** START OF SOURCE DATA **

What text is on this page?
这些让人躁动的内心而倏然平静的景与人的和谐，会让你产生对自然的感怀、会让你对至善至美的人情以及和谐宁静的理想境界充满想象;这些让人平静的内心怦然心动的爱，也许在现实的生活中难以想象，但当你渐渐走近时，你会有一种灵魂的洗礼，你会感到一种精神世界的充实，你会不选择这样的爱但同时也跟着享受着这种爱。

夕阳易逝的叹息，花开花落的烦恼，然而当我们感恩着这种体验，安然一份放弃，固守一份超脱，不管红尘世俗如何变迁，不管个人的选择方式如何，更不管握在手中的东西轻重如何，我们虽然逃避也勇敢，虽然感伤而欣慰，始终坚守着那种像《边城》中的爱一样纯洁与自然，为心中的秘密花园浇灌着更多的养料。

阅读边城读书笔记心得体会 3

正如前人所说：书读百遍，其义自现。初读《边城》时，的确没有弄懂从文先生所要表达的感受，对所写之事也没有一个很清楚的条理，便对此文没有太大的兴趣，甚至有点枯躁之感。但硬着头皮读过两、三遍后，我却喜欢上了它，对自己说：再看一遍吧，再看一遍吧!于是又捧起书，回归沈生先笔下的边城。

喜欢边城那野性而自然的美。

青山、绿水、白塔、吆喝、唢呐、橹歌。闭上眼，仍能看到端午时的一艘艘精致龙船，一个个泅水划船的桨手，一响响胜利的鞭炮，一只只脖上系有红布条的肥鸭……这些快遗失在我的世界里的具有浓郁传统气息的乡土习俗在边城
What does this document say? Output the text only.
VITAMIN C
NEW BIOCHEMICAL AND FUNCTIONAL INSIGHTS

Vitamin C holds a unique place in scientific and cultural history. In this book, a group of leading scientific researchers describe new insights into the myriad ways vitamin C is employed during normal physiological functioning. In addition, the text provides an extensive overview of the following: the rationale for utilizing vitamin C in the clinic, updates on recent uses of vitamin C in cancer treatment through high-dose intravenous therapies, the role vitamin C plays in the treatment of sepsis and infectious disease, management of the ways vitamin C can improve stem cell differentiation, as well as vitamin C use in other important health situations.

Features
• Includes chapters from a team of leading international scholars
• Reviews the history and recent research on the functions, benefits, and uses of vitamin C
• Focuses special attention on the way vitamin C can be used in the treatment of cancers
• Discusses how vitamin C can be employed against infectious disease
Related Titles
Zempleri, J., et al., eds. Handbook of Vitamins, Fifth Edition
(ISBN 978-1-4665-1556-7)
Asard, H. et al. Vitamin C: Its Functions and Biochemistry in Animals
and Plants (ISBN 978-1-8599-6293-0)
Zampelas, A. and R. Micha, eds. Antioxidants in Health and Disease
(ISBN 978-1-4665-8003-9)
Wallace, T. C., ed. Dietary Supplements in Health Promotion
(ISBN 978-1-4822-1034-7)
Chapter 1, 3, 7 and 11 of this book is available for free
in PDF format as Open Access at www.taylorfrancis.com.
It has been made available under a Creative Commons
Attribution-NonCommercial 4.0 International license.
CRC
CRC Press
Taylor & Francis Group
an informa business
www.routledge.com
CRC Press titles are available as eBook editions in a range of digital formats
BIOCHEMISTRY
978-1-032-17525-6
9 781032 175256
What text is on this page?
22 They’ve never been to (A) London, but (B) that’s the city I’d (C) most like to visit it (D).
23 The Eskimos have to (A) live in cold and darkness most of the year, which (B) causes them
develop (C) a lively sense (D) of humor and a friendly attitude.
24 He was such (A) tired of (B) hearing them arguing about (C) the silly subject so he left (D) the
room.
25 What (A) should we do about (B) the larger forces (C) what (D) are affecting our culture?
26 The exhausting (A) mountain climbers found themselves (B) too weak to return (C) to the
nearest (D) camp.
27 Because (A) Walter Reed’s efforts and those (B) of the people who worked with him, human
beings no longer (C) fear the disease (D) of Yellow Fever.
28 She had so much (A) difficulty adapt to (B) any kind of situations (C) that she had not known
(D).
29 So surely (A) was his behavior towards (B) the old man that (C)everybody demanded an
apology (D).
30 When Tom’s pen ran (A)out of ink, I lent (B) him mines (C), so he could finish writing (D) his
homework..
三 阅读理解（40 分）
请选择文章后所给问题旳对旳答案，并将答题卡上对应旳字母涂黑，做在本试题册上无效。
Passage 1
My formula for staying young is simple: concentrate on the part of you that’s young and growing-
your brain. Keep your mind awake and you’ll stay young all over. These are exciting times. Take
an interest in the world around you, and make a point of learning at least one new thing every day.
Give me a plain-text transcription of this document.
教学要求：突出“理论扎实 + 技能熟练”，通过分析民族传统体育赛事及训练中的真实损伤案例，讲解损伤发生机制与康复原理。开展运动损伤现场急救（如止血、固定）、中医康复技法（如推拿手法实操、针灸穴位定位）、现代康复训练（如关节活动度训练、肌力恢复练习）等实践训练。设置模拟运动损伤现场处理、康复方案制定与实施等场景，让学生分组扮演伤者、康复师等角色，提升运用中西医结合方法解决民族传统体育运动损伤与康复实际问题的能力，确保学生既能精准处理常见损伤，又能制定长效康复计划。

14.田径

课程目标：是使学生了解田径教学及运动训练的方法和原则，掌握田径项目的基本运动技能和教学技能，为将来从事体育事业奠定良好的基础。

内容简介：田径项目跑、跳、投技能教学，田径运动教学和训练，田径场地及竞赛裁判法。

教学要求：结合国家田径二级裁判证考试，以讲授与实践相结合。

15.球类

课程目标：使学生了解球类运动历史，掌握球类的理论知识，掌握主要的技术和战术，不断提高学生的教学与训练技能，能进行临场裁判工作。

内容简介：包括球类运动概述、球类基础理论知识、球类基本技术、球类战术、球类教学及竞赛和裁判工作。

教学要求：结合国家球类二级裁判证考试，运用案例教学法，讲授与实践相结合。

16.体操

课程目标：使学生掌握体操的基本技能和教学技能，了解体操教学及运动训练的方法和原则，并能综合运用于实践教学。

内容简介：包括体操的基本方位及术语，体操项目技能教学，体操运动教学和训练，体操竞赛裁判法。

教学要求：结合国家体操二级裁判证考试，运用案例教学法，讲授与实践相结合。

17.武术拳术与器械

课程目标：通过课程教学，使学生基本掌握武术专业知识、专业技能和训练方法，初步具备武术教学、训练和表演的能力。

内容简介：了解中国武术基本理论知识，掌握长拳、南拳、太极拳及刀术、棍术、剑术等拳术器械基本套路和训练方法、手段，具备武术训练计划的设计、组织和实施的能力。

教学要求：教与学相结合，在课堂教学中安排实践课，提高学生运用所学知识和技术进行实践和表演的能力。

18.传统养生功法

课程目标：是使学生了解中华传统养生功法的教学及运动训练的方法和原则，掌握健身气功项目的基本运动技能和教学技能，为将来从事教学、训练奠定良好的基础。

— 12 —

** END OF SOURCE DATA **

GOAL |
Reproduce each line of the material above precisely.

COMPLETE OUTPUT |
What text is on this page?
这些让人躁动的内心而倏然平静的景与人的和谐，会让你产生对自然的感怀、会让你对至善至美的人情以及和谐宁静的理想境界充满想象;这些让人平静的内心怦然心动的爱，也许在现实的生活中难以想象，但当你渐渐走近时，你会有一种灵魂的洗礼，你会感到一种精神世界的充实，你会不选择这样的爱但同时也跟着享受着这种爱。

夕阳易逝的叹息，花开花落的烦恼，然而当我们感恩着这种体验，安然一份放弃，固守一份超脱，不管红尘世俗如何变迁，不管个人的选择方式如何，更不管握在手中的东西轻重如何，我们虽然逃避也勇敢，虽然感伤而欣慰，始终坚守着那种像《边城》中的爱一样纯洁与自然，为心中的秘密花园浇灌着更多的养料。

阅读边城读书笔记心得体会 3

正如前人所说：书读百遍，其义自现。初读《边城》时，的确没有弄懂从文先生所要表达的感受，对所写之事也没有一个很清楚的条理，便对此文没有太大的兴趣，甚至有点枯躁之感。但硬着头皮读过两、三遍后，我却喜欢上了它，对自己说：再看一遍吧，再看一遍吧!于是又捧起书，回归沈生先笔下的边城。

喜欢边城那野性而自然的美。

青山、绿水、白塔、吆喝、唢呐、橹歌。闭上眼，仍能看到端午时的一艘艘精致龙船，一个个泅水划船的桨手，一响响胜利的鞭炮，一只只脖上系有红布条的肥鸭……这些快遗失在我的世界里的具有浓郁传统气息的乡土习俗在边城
What does this document say? Output the text only.
VITAMIN C
NEW BIOCHEMICAL AND FUNCTIONAL INSIGHTS

Vitamin C holds a unique place in scientific and cultural history. In this book, a group of leading scientific researchers describe new insights into the myriad ways vitamin C is employed during normal physiological functioning. In addition, the text provides an extensive overview of the following: the rationale for utilizing vitamin C in the clinic, updates on recent uses of vitamin C in cancer treatment through high-dose intravenous therapies, the role vitamin C plays in the treatment of sepsis and infectious disease, management of the ways vitamin C can improve stem cell differentiation, as well as vitamin C use in other important health situations.

Features
• Includes chapters from a team of leading international scholars
• Reviews the history and recent research on the functions, benefits, and uses of vitamin C
• Focuses special attention on the way vitamin C can be used in the treatment of cancers
• Discusses how vitamin C can be employed against infectious disease
Related Titles
Zempleri, J., et al., eds. Handbook of Vitamins, Fifth Edition
(ISBN 978-1-4665-1556-7)
Asard, H. et al. Vitamin C: Its Functions and Biochemistry in Animals
and Plants (ISBN 978-1-8599-6293-0)
Zampelas, A. and R. Micha, eds. Antioxidants in Health and Disease
(ISBN 978-1-4665-8003-9)
Wallace, T. C., ed. Dietary Supplements in Health Promotion
(ISBN 978-1-4822-1034-7)
Chapter 1, 3, 7 and 11 of this book is available for free
in PDF format as Open Access at www.taylorfrancis.com.
It has been made available under a Creative Commons
Attribution-NonCommercial 4.0 International license.
CRC
CRC Press
Taylor & Francis Group
an informa business
www.routledge.com
CRC Press titles are available as eBook editions in a range of digital formats
BIOCHEMISTRY
978-1-032-17525-6
9 781032 175256
What text is on this page?
22 They’ve never been to (A) London, but (B) that’s the city I’d (C) most like to visit it (D).
23 The Eskimos have to (A) live in cold and darkness most of the year, which (B) causes them
develop (C) a lively sense (D) of humor and a friendly attitude.
24 He was such (A) tired of (B) hearing them arguing about (C) the silly subject so he left (D) the
room.
25 What (A) should we do about (B) the larger forces (C) what (D) are affecting our culture?
26 The exhausting (A) mountain climbers found themselves (B) too weak to return (C) to the
nearest (D) camp.
27 Because (A) Walter Reed’s efforts and those (B) of the people who worked with him, human
beings no longer (C) fear the disease (D) of Yellow Fever.
28 She had so much (A) difficulty adapt to (B) any kind of situations (C) that she had not known
(D).
29 So surely (A) was his behavior towards (B) the old man that (C)everybody demanded an
apology (D).
30 When Tom’s pen ran (A)out of ink, I lent (B) him mines (C), so he could finish writing (D) his
homework..
三 阅读理解（40 分）
请选择文章后所给问题旳对旳答案，并将答题卡上对应旳字母涂黑，做在本试题册上无效。
Passage 1
My formula for staying young is simple: concentrate on the part of you that’s young and growing-
your brain. Keep your mind awake and you’ll stay young all over. These are exciting times. Take
an interest in the world around you, and make a point of learning at least one new thing every day.
Give me a plain-text transcription of this document.
教学要求：突出“理论扎实 + 技能熟练”，通过分析民族传统体育赛事及训练中的真实损伤案例，讲解损伤发生机制与康复原理。开展运动损伤现场急救（如止血、固定）、中医康复技法（如推拿手法实操、针灸穴位定位）、现代康复训练（如关节活动度训练、肌力恢复练习）等实践训练。设置模拟运动损伤现场处理、康复方案制定与实施等场景，让学生分组扮演伤者、康复师等角色，提升运用中西医结合方法解决民族传统体育运动损伤与康复实际问题的能力，确保学生既能精准处理常见损伤，又能制定长效康复计划。

14.田径

课程目标：是使学生了解田径教学及运动训练的方法和原则，掌握田径项目的基本运动技能和教学技能，为将来从事体育事业奠定良好的基础。

内容简介：田径项目跑、跳、投技能教学，田径运动教学和训练，田径场地及竞赛裁判法。

教学要求：结合国家田径二级裁判证考试，以讲授与实践相结合。

15.球类

课程目标：使学生了解球类运动历史，掌握球类的理论知识，掌握主要的技术和战术，不断提高学生的教学与训练技能，能进行临场裁判工作。

内容简介：包括球类运动概述、球类基础理论知识、球类基本技术、球类战术、球类教学及竞赛和裁判工作。

教学要求：结合国家球类二级裁判证考试，运用案例教学法，讲授与实践相结合。

16.体操

课程目标：使学生掌握体操的基本技能和教学技能，了解体操教学及运动训练的方法和原则，并能综合运用于实践教学。

内容简介：包括体操的基本方位及术语，体操项目技能教学，体操运动教学和训练，体操竞赛裁判法。

教学要求：结合国家体操二级裁判证考试，运用案例教学法，讲授与实践相结合。

17.武术拳术与器械

课程目标：通过课程教学，使学生基本掌握武术专业知识、专业技能和训练方法，初步具备武术教学、训练和表演的能力。

内容简介：了解中国武术基本理论知识，掌握长拳、南拳、太极拳及刀术、棍术、剑术等拳术器械基本套路和训练方法、手段，具备武术训练计划的设计、组织和实施的能力。

教学要求：教与学相结合，在课堂教学中安排实践课，提高学生运用所学知识和技术进行实践和表演的能力。

18.传统养生功法

课程目标：是使学生了解中华传统养生功法的教学及运动训练的方法和原则，掌握健身气功项目的基本运动技能和教学技能，为将来从事教学、训练奠定良好的基础。

— 12 —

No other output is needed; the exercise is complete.